━━━ Data in this exercise

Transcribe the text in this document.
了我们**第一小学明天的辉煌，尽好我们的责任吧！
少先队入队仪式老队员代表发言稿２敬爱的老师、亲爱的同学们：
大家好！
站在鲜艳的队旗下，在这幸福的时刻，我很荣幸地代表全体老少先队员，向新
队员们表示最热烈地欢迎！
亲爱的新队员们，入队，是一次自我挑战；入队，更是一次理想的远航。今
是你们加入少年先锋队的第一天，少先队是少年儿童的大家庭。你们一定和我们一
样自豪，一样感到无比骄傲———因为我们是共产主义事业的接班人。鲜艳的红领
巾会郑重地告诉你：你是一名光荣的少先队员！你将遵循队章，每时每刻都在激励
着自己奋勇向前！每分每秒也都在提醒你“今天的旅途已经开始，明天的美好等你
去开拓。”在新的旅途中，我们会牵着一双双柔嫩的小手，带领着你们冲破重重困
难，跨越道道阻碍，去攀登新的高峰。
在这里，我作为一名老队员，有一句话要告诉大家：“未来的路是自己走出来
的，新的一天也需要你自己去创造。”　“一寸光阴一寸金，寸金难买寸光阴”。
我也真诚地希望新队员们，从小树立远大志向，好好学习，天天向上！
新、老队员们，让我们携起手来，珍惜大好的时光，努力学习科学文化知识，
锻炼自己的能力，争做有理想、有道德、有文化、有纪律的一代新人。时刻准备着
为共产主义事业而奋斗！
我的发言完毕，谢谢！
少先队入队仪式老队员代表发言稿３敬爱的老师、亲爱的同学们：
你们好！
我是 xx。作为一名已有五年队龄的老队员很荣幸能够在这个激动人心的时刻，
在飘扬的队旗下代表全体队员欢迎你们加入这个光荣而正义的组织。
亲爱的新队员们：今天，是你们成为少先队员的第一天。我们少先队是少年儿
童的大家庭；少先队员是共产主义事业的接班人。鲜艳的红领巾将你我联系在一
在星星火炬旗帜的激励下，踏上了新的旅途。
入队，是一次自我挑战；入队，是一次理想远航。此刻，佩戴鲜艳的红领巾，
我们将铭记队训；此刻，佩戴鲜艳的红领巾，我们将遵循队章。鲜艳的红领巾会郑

━━━━━━

Your task
Gather each line of the records holding the string "亲爱的新队员们".

Response to this task
亲爱的新队员们，入队，是一次自我挑战；入队，更是一次理想的远航。今
亲爱的新队员们：今天，是你们成为少先队员的第一天。我们少先队是少年儿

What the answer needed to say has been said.